Information given:
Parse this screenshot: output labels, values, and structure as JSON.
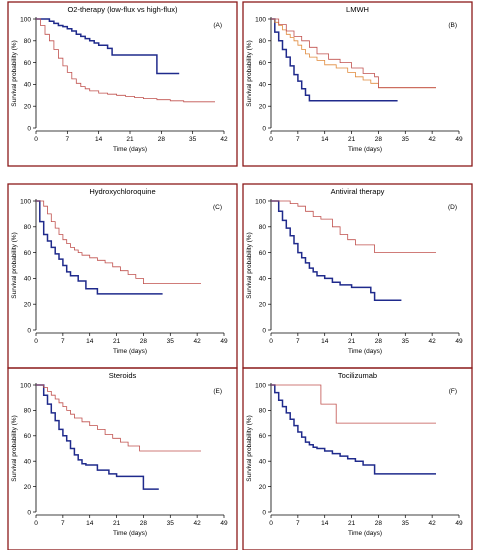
{
  "figure": {
    "xlabel": "Time (days)",
    "ylabel": "Survival probability (%)",
    "frame_color": "#8b1a1a",
    "colors": {
      "dark_blue": "#1f2a8c",
      "red": "#c0504d",
      "orange": "#e08a3c"
    }
  },
  "chart_data": [
    {
      "type": "line",
      "title": "O2-therapy (low-flux vs high-flux)",
      "panel_label": "(A)",
      "xticks": [
        "0",
        "7",
        "14",
        "21",
        "28",
        "35",
        "42"
      ],
      "yticks": [
        "0",
        "20",
        "40",
        "60",
        "80",
        "100"
      ],
      "xlim": [
        0,
        42
      ],
      "ylim": [
        0,
        100
      ],
      "grid": false,
      "series": [
        {
          "color": "#1f2a8c",
          "weight": "bold",
          "x": [
            0,
            2,
            3,
            4,
            5,
            6,
            7,
            8,
            9,
            10,
            11,
            12,
            13,
            14,
            16,
            17,
            27,
            32
          ],
          "y": [
            100,
            100,
            98,
            96,
            94,
            93,
            91,
            89,
            86,
            84,
            82,
            80,
            78,
            76,
            73,
            67,
            50,
            50
          ]
        },
        {
          "color": "#c0504d",
          "weight": "thin",
          "x": [
            0,
            1,
            2,
            3,
            4,
            5,
            6,
            7,
            8,
            9,
            10,
            11,
            12,
            14,
            16,
            18,
            20,
            22,
            24,
            27,
            30,
            33,
            36,
            40
          ],
          "y": [
            100,
            94,
            86,
            80,
            72,
            64,
            57,
            51,
            45,
            41,
            38,
            36,
            34,
            32,
            31,
            30,
            29,
            28,
            27,
            26,
            25,
            24,
            24,
            24
          ]
        }
      ]
    },
    {
      "type": "line",
      "title": "LMWH",
      "panel_label": "(B)",
      "xticks": [
        "0",
        "7",
        "14",
        "21",
        "28",
        "35",
        "42",
        "49"
      ],
      "yticks": [
        "0",
        "20",
        "40",
        "60",
        "80",
        "100"
      ],
      "xlim": [
        0,
        49
      ],
      "ylim": [
        0,
        100
      ],
      "grid": false,
      "series": [
        {
          "color": "#1f2a8c",
          "weight": "bold",
          "x": [
            0,
            1,
            2,
            3,
            4,
            5,
            6,
            7,
            8,
            9,
            10,
            12,
            14,
            20,
            33
          ],
          "y": [
            100,
            88,
            80,
            72,
            65,
            57,
            49,
            43,
            36,
            30,
            25,
            25,
            25,
            25,
            25
          ]
        },
        {
          "color": "#e08a3c",
          "weight": "thin",
          "x": [
            0,
            1,
            2,
            3,
            4,
            5,
            6,
            7,
            8,
            9,
            10,
            12,
            14,
            17,
            20,
            22,
            24,
            26,
            28,
            35,
            43
          ],
          "y": [
            100,
            97,
            94,
            90,
            86,
            83,
            80,
            76,
            72,
            68,
            65,
            62,
            58,
            55,
            51,
            47,
            44,
            41,
            37,
            37,
            37
          ]
        },
        {
          "color": "#c0504d",
          "weight": "thin",
          "x": [
            0,
            2,
            4,
            6,
            8,
            10,
            12,
            15,
            18,
            21,
            24,
            27,
            28,
            36,
            43
          ],
          "y": [
            100,
            95,
            89,
            84,
            80,
            74,
            68,
            63,
            60,
            55,
            50,
            47,
            37,
            37,
            37
          ]
        }
      ]
    },
    {
      "type": "line",
      "title": "Hydroxychloroquine",
      "panel_label": "(C)",
      "xticks": [
        "0",
        "7",
        "14",
        "21",
        "28",
        "35",
        "42",
        "49"
      ],
      "yticks": [
        "0",
        "20",
        "40",
        "60",
        "80",
        "100"
      ],
      "xlim": [
        0,
        49
      ],
      "ylim": [
        0,
        100
      ],
      "grid": false,
      "series": [
        {
          "color": "#1f2a8c",
          "weight": "bold",
          "x": [
            0,
            1,
            2,
            3,
            4,
            5,
            6,
            7,
            8,
            9,
            11,
            13,
            16,
            24,
            33
          ],
          "y": [
            100,
            84,
            74,
            69,
            64,
            59,
            55,
            50,
            45,
            42,
            38,
            32,
            28,
            28,
            28
          ]
        },
        {
          "color": "#c0504d",
          "weight": "thin",
          "x": [
            0,
            2,
            3,
            4,
            5,
            6,
            7,
            8,
            9,
            10,
            11,
            12,
            14,
            16,
            18,
            20,
            22,
            24,
            26,
            28,
            35,
            43
          ],
          "y": [
            100,
            96,
            90,
            84,
            79,
            74,
            70,
            67,
            64,
            62,
            60,
            58,
            56,
            54,
            52,
            49,
            46,
            43,
            40,
            36,
            36,
            36
          ]
        }
      ]
    },
    {
      "type": "line",
      "title": "Antiviral therapy",
      "panel_label": "(D)",
      "xticks": [
        "0",
        "7",
        "14",
        "21",
        "28",
        "35",
        "42",
        "49"
      ],
      "yticks": [
        "0",
        "20",
        "40",
        "60",
        "80",
        "100"
      ],
      "xlim": [
        0,
        49
      ],
      "ylim": [
        0,
        100
      ],
      "grid": false,
      "series": [
        {
          "color": "#1f2a8c",
          "weight": "bold",
          "x": [
            0,
            2,
            3,
            4,
            5,
            6,
            7,
            8,
            9,
            10,
            11,
            12,
            14,
            16,
            18,
            21,
            26,
            27,
            34
          ],
          "y": [
            100,
            92,
            85,
            79,
            73,
            67,
            60,
            56,
            52,
            48,
            45,
            42,
            40,
            37,
            35,
            33,
            29,
            23,
            23
          ]
        },
        {
          "color": "#c0504d",
          "weight": "thin",
          "x": [
            0,
            5,
            7,
            9,
            11,
            13,
            16,
            18,
            20,
            22,
            27,
            35,
            43
          ],
          "y": [
            100,
            98,
            96,
            92,
            88,
            86,
            80,
            74,
            70,
            66,
            60,
            60,
            60
          ]
        }
      ]
    },
    {
      "type": "line",
      "title": "Steroids",
      "panel_label": "(E)",
      "xticks": [
        "0",
        "7",
        "14",
        "21",
        "28",
        "35",
        "42",
        "49"
      ],
      "yticks": [
        "0",
        "20",
        "40",
        "60",
        "80",
        "100"
      ],
      "xlim": [
        0,
        49
      ],
      "ylim": [
        0,
        100
      ],
      "grid": false,
      "series": [
        {
          "color": "#1f2a8c",
          "weight": "bold",
          "x": [
            0,
            2,
            3,
            4,
            5,
            6,
            7,
            8,
            9,
            10,
            11,
            12,
            13,
            16,
            19,
            21,
            28,
            32
          ],
          "y": [
            100,
            92,
            85,
            78,
            72,
            65,
            60,
            56,
            50,
            45,
            41,
            38,
            37,
            33,
            30,
            28,
            18,
            18
          ]
        },
        {
          "color": "#c0504d",
          "weight": "thin",
          "x": [
            0,
            2,
            3,
            4,
            5,
            6,
            7,
            8,
            9,
            10,
            12,
            14,
            16,
            18,
            20,
            22,
            24,
            27,
            35,
            43
          ],
          "y": [
            100,
            98,
            95,
            92,
            89,
            86,
            83,
            80,
            77,
            74,
            71,
            68,
            65,
            61,
            58,
            55,
            52,
            48,
            48,
            48
          ]
        }
      ]
    },
    {
      "type": "line",
      "title": "Tocilizumab",
      "panel_label": "(F)",
      "xticks": [
        "0",
        "7",
        "14",
        "21",
        "28",
        "35",
        "42",
        "49"
      ],
      "yticks": [
        "0",
        "20",
        "40",
        "60",
        "80",
        "100"
      ],
      "xlim": [
        0,
        49
      ],
      "ylim": [
        0,
        100
      ],
      "grid": false,
      "series": [
        {
          "color": "#1f2a8c",
          "weight": "bold",
          "x": [
            0,
            1,
            2,
            3,
            4,
            5,
            6,
            7,
            8,
            9,
            10,
            11,
            12,
            14,
            16,
            18,
            20,
            22,
            24,
            27,
            35,
            43
          ],
          "y": [
            100,
            94,
            88,
            83,
            78,
            73,
            68,
            63,
            59,
            55,
            53,
            51,
            50,
            48,
            46,
            44,
            42,
            40,
            37,
            30,
            30,
            30
          ]
        },
        {
          "color": "#c0504d",
          "weight": "thin",
          "x": [
            0,
            10,
            13,
            14,
            17,
            35,
            43
          ],
          "y": [
            100,
            100,
            85,
            85,
            70,
            70,
            70
          ]
        }
      ]
    }
  ]
}
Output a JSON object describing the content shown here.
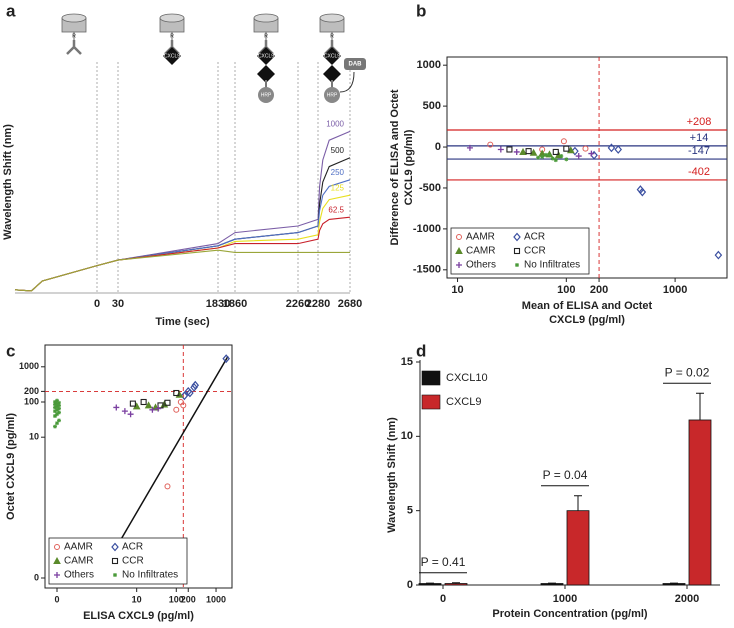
{
  "chart_data": [
    {
      "type": "line",
      "panel": "a",
      "xlabel": "Time (sec)",
      "ylabel": "Wavelength Shift (nm)",
      "annotations": [
        "R",
        "CXCL9",
        "HRP",
        "DAB"
      ],
      "x": [
        -300,
        -240,
        -200,
        0,
        30,
        1830,
        1860,
        2260,
        2280,
        2300,
        2340,
        2420,
        2680
      ],
      "xlim": [
        -300,
        2680
      ],
      "xticks": [
        0,
        30,
        1830,
        1860,
        2260,
        2280,
        2680
      ],
      "ylim": [
        0,
        10
      ],
      "series": [
        {
          "name": "1000",
          "color": "#7b5ea7",
          "values": [
            0.1,
            0.05,
            0.5,
            1.2,
            1.45,
            2.2,
            2.7,
            3.0,
            3.3,
            4.8,
            6.0,
            6.9,
            7.3
          ]
        },
        {
          "name": "500",
          "color": "#222222",
          "values": [
            0.1,
            0.05,
            0.5,
            1.2,
            1.45,
            2.1,
            2.4,
            2.7,
            3.0,
            4.0,
            5.0,
            5.7,
            6.1
          ]
        },
        {
          "name": "250",
          "color": "#4f6fc4",
          "values": [
            0.1,
            0.05,
            0.5,
            1.2,
            1.45,
            2.1,
            2.4,
            2.7,
            3.0,
            3.7,
            4.4,
            4.8,
            5.1
          ]
        },
        {
          "name": "125",
          "color": "#e8e020",
          "values": [
            0.1,
            0.05,
            0.5,
            1.2,
            1.45,
            2.0,
            2.3,
            2.4,
            2.6,
            3.2,
            3.8,
            4.2,
            4.4
          ]
        },
        {
          "name": "62.5",
          "color": "#c8202a",
          "values": [
            0.1,
            0.05,
            0.5,
            1.2,
            1.45,
            2.0,
            2.2,
            2.2,
            2.4,
            2.8,
            3.1,
            3.3,
            3.4
          ]
        },
        {
          "color": "#9aa63a",
          "values": [
            0.1,
            0.05,
            0.5,
            1.2,
            1.45,
            1.9,
            1.8,
            1.8,
            1.8,
            1.8,
            1.8,
            1.8,
            1.8
          ]
        }
      ]
    },
    {
      "type": "scatter",
      "panel": "b",
      "xlabel": [
        "Mean of ELISA and Octet",
        "CXCL9 (pg/ml)"
      ],
      "ylabel": [
        "Difference of ELISA and Octet",
        "CXCL9 (pg/ml)"
      ],
      "xscale": "log",
      "xlim": [
        8,
        3000
      ],
      "xticks": [
        10,
        100,
        200,
        1000
      ],
      "ylim": [
        -1600,
        1100
      ],
      "yticks": [
        -1500,
        -1000,
        -500,
        0,
        500,
        1000
      ],
      "hlines": [
        {
          "value": 208,
          "label": "+208",
          "color": "#d42020"
        },
        {
          "value": 14,
          "label": "+14",
          "color": "#2a3580"
        },
        {
          "value": -147,
          "label": "-147",
          "color": "#2a3580"
        },
        {
          "value": -402,
          "label": "-402",
          "color": "#d42020"
        }
      ],
      "vline": 200,
      "legend": "lower left",
      "series": [
        {
          "name": "AAMR",
          "marker": "circle",
          "color": "#e0605a",
          "x": [
            20,
            95,
            150,
            60
          ],
          "values": [
            30,
            70,
            -20,
            -30
          ]
        },
        {
          "name": "ACR",
          "marker": "diamond",
          "color": "#3a4fa0",
          "x": [
            500,
            480,
            2500,
            300,
            180,
            120,
            260
          ],
          "values": [
            -550,
            -520,
            -1320,
            -30,
            -100,
            -50,
            -10
          ]
        },
        {
          "name": "CAMR",
          "marker": "triangle",
          "color": "#5a8a2a",
          "x": [
            40,
            60,
            70,
            85,
            110,
            50
          ],
          "values": [
            -60,
            -80,
            -90,
            -100,
            -40,
            -70
          ]
        },
        {
          "name": "CCR",
          "marker": "square",
          "color": "#222222",
          "x": [
            30,
            45,
            100,
            80
          ],
          "values": [
            -30,
            -50,
            -20,
            -60
          ]
        },
        {
          "name": "Others",
          "marker": "plus",
          "color": "#7a3fa0",
          "x": [
            13,
            25,
            35,
            130,
            170
          ],
          "values": [
            -10,
            -30,
            -60,
            -110,
            -80
          ]
        },
        {
          "name": "No Infiltrates",
          "marker": "dot",
          "color": "#4a9a3a",
          "x": [
            60,
            70,
            75,
            90,
            55,
            100,
            65,
            80
          ],
          "values": [
            -120,
            -100,
            -140,
            -110,
            -130,
            -150,
            -95,
            -160
          ]
        }
      ]
    },
    {
      "type": "scatter",
      "panel": "c",
      "xlabel": [
        "ELISA CXCL9 (pg/ml)"
      ],
      "ylabel": [
        "Octet CXCL9 (pg/ml)"
      ],
      "xscale": "symlog",
      "yscale": "symlog",
      "xlim": [
        0,
        2000
      ],
      "xticks": [
        0,
        10,
        100,
        200,
        1000
      ],
      "ylim": [
        0,
        3000
      ],
      "yticks": [
        0,
        10,
        100,
        200,
        1000
      ],
      "vline": 150,
      "hline": 200,
      "fit_line": {
        "x": [
          1,
          2000
        ],
        "y": [
          0,
          2000
        ]
      },
      "legend": "lower left",
      "series": [
        {
          "name": "AAMR",
          "marker": "circle",
          "color": "#e0605a",
          "x": [
            60,
            100,
            130,
            150
          ],
          "values": [
            0.4,
            60,
            100,
            80
          ]
        },
        {
          "name": "ACR",
          "marker": "diamond",
          "color": "#3a4fa0",
          "x": [
            1800,
            300,
            280,
            200,
            220,
            160
          ],
          "values": [
            1700,
            300,
            260,
            200,
            180,
            150
          ]
        },
        {
          "name": "CAMR",
          "marker": "triangle",
          "color": "#5a8a2a",
          "x": [
            10,
            20,
            30,
            120,
            50
          ],
          "values": [
            75,
            80,
            70,
            160,
            85
          ]
        },
        {
          "name": "CCR",
          "marker": "square",
          "color": "#222222",
          "x": [
            8,
            15,
            40,
            100,
            60
          ],
          "values": [
            90,
            100,
            80,
            180,
            95
          ]
        },
        {
          "name": "Others",
          "marker": "plus",
          "color": "#7a3fa0",
          "x": [
            3,
            5,
            7,
            25,
            35
          ],
          "values": [
            70,
            55,
            45,
            60,
            65
          ]
        },
        {
          "name": "No Infiltrates",
          "marker": "dot",
          "color": "#4a9a3a",
          "x": [
            0,
            0,
            0,
            0,
            0,
            0,
            0,
            0,
            0,
            0,
            0,
            0,
            0,
            0,
            0,
            0,
            0
          ],
          "values": [
            20,
            25,
            30,
            40,
            45,
            50,
            55,
            60,
            65,
            70,
            75,
            80,
            85,
            90,
            95,
            100,
            110
          ]
        }
      ]
    },
    {
      "type": "bar",
      "panel": "d",
      "xlabel": "Protein Concentration (pg/ml)",
      "ylabel": "Wavelength Shift (nm)",
      "categories": [
        "0",
        "1000",
        "2000"
      ],
      "ylim": [
        0,
        15
      ],
      "yticks": [
        0,
        5,
        10,
        15
      ],
      "legend": "upper left",
      "p_values": [
        "P = 0.41",
        "P = 0.04",
        "P = 0.02"
      ],
      "series": [
        {
          "name": "CXCL10",
          "color": "#111111",
          "values": [
            0.1,
            0.1,
            0.1
          ],
          "errors": [
            0.03,
            0.03,
            0.03
          ]
        },
        {
          "name": "CXCL9",
          "color": "#c8282a",
          "values": [
            0.1,
            5.0,
            11.1
          ],
          "errors": [
            0.05,
            1.0,
            1.8
          ]
        }
      ]
    }
  ]
}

Task description: I need each line of the entries that holds the string "therapy" located and copied.

Solution to this exercise:
      "title": "O2-therapy (low-flux vs high-flux)",
      "title": "Antiviral therapy",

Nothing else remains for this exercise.